| Goal |
Lines that hold the word "Information" should be located and copied.

| Given data |

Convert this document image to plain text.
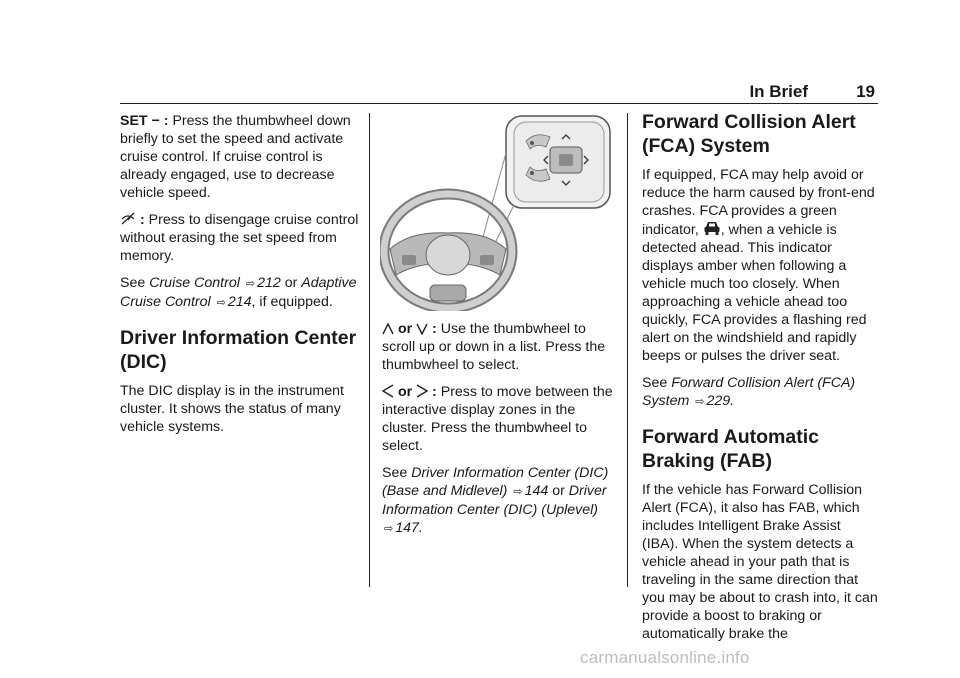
In Brief	19

SET − : Press the thumbwheel down briefly to set the speed and activate cruise control. If cruise control is already engaged, use to decrease vehicle speed.

: Press to disengage cruise control without erasing the set speed from memory.

See Cruise Control ⇨ 212 or Adaptive Cruise Control ⇨ 214, if equipped.

Driver Information Center (DIC)

The DIC display is in the instrument cluster. It shows the status of many vehicle systems.

or : Use the thumbwheel to scroll up or down in a list. Press the thumbwheel to select.

or : Press to move between the interactive display zones in the cluster. Press the thumbwheel to select.

See Driver Information Center (DIC) (Base and Midlevel) ⇨ 144 or Driver Information Center (DIC) (Uplevel) ⇨ 147.

Forward Collision Alert (FCA) System

If equipped, FCA may help avoid or reduce the harm caused by front-end crashes. FCA provides a green indicator, , when a vehicle is detected ahead. This indicator displays amber when following a vehicle much too closely. When approaching a vehicle ahead too quickly, FCA provides a flashing red alert on the windshield and rapidly beeps or pulses the driver seat.

See Forward Collision Alert (FCA) System ⇨ 229.

Forward Automatic Braking (FAB)

If the vehicle has Forward Collision Alert (FCA), it also has FAB, which includes Intelligent Brake Assist (IBA). When the system detects a vehicle ahead in your path that is traveling in the same direction that you may be about to crash into, it can provide a boost to braking or automatically brake the

carmanualsonline.info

| Correct response |
Driver Information Center (DIC)
See Driver Information Center (DIC) (Base and Midlevel) ⇨ 144 or Driver Information Center (DIC) (Uplevel) ⇨ 147.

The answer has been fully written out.